**PROBLEM STATEMENT**
Which lines in the entries below contain the string "region"? Extract each of those lines in full, treating uppercase and lowercase as different.

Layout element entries
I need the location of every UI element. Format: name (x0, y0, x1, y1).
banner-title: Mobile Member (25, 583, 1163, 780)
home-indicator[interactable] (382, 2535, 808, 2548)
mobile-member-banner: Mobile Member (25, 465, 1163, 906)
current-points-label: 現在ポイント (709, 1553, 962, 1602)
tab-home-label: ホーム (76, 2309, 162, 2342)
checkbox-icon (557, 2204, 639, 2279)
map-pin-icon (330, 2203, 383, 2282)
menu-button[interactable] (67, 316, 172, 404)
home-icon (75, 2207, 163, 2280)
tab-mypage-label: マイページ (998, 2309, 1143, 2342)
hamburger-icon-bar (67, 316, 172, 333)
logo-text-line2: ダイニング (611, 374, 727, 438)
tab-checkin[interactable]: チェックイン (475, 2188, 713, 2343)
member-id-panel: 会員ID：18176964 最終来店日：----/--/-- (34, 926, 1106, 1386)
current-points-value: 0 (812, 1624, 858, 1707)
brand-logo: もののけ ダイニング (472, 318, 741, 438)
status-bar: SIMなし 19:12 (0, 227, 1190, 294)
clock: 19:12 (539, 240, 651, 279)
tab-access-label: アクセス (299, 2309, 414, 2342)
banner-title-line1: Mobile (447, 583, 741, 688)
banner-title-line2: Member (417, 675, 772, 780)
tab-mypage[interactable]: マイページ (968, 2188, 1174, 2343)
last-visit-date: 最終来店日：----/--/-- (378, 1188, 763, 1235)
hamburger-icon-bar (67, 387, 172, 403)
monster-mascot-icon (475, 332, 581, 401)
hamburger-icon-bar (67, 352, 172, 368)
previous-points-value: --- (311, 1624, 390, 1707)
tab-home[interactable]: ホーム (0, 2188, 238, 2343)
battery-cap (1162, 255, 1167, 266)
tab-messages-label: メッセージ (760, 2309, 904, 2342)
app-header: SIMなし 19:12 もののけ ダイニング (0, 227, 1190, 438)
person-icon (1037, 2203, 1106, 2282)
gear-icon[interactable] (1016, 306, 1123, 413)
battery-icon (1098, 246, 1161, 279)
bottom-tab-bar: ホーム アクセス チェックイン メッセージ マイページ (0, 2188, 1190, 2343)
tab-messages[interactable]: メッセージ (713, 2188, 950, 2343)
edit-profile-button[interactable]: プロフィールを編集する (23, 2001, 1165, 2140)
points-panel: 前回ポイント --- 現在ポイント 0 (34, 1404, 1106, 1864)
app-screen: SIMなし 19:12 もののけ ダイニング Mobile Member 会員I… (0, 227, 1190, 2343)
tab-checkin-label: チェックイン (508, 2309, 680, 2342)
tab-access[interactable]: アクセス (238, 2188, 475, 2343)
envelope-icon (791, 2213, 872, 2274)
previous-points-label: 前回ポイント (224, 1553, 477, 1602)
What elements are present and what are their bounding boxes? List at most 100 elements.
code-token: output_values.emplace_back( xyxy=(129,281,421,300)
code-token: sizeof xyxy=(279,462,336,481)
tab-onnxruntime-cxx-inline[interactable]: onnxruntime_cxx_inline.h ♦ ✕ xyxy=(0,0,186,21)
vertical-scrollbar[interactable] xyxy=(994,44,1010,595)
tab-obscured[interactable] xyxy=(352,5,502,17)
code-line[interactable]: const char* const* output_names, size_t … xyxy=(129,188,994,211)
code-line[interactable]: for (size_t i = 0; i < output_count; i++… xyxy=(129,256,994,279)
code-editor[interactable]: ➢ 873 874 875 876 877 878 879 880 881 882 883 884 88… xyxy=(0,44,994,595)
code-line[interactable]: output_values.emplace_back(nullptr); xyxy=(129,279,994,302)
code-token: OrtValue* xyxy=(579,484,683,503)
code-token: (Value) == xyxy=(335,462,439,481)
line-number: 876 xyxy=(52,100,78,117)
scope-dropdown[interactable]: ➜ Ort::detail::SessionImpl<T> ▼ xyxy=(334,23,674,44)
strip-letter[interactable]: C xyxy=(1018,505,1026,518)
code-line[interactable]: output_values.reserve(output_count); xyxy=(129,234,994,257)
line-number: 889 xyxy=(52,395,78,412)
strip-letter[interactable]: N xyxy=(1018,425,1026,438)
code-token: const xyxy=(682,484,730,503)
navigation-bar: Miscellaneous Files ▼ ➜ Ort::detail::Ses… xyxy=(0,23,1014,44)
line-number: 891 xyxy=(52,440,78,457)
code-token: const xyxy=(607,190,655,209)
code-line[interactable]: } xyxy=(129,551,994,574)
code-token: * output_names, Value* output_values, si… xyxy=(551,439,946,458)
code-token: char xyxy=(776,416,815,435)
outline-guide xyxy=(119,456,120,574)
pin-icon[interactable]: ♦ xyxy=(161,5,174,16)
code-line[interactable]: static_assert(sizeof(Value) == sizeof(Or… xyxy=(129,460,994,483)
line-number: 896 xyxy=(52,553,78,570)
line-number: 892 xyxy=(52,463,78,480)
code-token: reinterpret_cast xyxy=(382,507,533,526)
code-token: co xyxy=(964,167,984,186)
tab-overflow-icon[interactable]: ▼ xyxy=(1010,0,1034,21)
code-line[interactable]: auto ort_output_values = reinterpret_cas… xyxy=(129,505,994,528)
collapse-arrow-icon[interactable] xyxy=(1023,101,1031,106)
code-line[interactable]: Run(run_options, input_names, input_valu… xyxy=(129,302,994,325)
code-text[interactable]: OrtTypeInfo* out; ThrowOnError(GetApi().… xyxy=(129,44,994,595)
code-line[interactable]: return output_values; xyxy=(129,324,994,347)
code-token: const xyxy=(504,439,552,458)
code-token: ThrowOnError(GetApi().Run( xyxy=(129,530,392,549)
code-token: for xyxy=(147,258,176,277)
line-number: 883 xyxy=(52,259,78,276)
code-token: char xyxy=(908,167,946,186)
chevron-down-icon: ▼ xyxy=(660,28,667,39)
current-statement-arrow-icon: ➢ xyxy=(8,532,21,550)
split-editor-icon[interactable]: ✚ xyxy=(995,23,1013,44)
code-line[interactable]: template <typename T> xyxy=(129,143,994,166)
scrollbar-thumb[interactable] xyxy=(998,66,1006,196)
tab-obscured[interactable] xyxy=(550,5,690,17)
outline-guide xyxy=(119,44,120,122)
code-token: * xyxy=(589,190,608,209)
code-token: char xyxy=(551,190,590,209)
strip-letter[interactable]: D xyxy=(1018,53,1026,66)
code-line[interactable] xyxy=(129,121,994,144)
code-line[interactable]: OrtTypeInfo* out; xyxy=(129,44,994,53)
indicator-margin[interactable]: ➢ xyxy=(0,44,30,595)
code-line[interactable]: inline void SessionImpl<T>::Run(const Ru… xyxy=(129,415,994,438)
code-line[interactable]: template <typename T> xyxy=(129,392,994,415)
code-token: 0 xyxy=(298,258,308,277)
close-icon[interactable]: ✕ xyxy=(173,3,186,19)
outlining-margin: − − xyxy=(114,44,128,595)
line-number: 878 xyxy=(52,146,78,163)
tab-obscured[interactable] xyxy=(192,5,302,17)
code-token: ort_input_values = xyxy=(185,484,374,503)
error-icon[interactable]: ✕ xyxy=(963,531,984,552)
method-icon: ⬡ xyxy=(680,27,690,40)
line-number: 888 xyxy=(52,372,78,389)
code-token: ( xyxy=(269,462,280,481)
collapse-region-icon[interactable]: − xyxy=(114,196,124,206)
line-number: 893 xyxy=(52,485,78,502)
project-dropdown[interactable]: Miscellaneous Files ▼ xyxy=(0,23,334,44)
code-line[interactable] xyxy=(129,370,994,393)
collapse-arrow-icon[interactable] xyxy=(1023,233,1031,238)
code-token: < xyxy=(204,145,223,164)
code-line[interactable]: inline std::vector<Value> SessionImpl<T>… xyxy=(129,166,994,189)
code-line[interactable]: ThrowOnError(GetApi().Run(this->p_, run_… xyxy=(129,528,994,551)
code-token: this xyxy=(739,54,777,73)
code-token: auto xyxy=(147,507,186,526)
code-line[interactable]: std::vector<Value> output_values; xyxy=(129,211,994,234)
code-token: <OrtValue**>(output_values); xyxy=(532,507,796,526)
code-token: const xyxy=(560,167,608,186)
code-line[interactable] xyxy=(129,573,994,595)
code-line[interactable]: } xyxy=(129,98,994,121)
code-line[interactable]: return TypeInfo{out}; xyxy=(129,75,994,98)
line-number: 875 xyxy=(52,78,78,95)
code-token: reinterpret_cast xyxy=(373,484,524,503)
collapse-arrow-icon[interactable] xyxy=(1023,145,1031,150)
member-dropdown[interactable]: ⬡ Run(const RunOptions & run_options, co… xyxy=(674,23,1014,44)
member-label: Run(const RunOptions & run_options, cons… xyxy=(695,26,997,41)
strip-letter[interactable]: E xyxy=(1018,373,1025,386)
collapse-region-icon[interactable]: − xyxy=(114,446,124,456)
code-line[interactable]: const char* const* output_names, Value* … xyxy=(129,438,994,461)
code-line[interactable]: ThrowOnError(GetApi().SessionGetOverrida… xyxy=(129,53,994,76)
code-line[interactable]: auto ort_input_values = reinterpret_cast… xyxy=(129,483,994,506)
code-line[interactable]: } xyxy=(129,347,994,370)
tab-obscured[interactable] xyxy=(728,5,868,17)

**EXERCISE RESPONSE**
collapse-region-icon[interactable]: − xyxy=(114,196,124,206)
collapse-region-icon[interactable]: − xyxy=(114,446,124,456)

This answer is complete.